» INFORMATION SUPPLIED:
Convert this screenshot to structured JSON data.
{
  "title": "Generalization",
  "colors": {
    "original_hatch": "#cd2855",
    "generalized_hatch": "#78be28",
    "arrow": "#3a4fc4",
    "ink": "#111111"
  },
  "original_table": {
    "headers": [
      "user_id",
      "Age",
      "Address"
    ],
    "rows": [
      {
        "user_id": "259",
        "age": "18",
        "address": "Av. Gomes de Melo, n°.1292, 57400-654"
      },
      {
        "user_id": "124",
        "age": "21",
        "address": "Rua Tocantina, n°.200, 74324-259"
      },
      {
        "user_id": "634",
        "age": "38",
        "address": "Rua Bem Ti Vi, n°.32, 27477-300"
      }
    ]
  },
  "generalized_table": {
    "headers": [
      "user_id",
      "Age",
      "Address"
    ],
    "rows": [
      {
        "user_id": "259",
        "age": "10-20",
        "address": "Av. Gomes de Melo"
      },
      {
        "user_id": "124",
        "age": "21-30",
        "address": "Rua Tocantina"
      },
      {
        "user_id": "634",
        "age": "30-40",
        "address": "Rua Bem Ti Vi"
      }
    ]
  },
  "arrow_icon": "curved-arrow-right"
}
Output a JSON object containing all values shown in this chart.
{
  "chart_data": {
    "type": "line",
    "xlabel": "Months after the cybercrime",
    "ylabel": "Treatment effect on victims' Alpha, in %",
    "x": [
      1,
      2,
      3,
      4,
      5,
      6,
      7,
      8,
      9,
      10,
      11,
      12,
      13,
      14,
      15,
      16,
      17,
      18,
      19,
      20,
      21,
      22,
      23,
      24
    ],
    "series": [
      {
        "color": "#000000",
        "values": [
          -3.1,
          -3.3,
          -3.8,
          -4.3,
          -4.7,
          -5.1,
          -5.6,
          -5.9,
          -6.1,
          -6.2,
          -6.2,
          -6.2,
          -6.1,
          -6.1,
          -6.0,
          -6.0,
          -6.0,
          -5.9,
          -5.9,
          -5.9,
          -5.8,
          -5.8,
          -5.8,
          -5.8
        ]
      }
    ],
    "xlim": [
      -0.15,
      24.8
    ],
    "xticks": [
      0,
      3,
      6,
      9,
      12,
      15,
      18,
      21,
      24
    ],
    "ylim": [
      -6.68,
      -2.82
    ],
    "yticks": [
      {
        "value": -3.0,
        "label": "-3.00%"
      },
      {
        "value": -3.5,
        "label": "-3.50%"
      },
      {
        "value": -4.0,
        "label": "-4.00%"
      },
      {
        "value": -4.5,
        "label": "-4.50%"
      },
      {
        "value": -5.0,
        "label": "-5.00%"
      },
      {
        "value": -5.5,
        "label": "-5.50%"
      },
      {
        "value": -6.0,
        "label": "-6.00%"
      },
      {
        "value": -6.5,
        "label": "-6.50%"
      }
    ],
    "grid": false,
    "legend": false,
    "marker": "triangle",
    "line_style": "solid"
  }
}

» EXERCISE PROMPT:
Reproduce, word for word, every line starting at the line that contains "Output a JSON" and ending with the final line of the entries.

» ANSWER BELOW:
Output a JSON object containing all values shown in this chart.
{
  "chart_data": {
    "type": "line",
    "xlabel": "Months after the cybercrime",
    "ylabel": "Treatment effect on victims' Alpha, in %",
    "x": [
      1,
      2,
      3,
      4,
      5,
      6,
      7,
      8,
      9,
      10,
      11,
      12,
      13,
      14,
      15,
      16,
      17,
      18,
      19,
      20,
      21,
      22,
      23,
      24
    ],
    "series": [
      {
        "color": "#000000",
        "values": [
          -3.1,
          -3.3,
          -3.8,
          -4.3,
          -4.7,
          -5.1,
          -5.6,
          -5.9,
          -6.1,
          -6.2,
          -6.2,
          -6.2,
          -6.1,
          -6.1,
          -6.0,
          -6.0,
          -6.0,
          -5.9,
          -5.9,
          -5.9,
          -5.8,
          -5.8,
          -5.8,
          -5.8
        ]
      }
    ],
    "xlim": [
      -0.15,
      24.8
    ],
    "xticks": [
      0,
      3,
      6,
      9,
      12,
      15,
      18,
      21,
      24
    ],
    "ylim": [
      -6.68,
      -2.82
    ],
    "yticks": [
      {
        "value": -3.0,
        "label": "-3.00%"
      },
      {
        "value": -3.5,
        "label": "-3.50%"
      },
      {
        "value": -4.0,
        "label": "-4.00%"
      },
      {
        "value": -4.5,
        "label": "-4.50%"
      },
      {
        "value": -5.0,
        "label": "-5.00%"
      },
      {
        "value": -5.5,
        "label": "-5.50%"
      },
      {
        "value": -6.0,
        "label": "-6.00%"
      },
      {
        "value": -6.5,
        "label": "-6.50%"
      }
    ],
    "grid": false,
    "legend": false,
    "marker": "triangle",
    "line_style": "solid"
  }
}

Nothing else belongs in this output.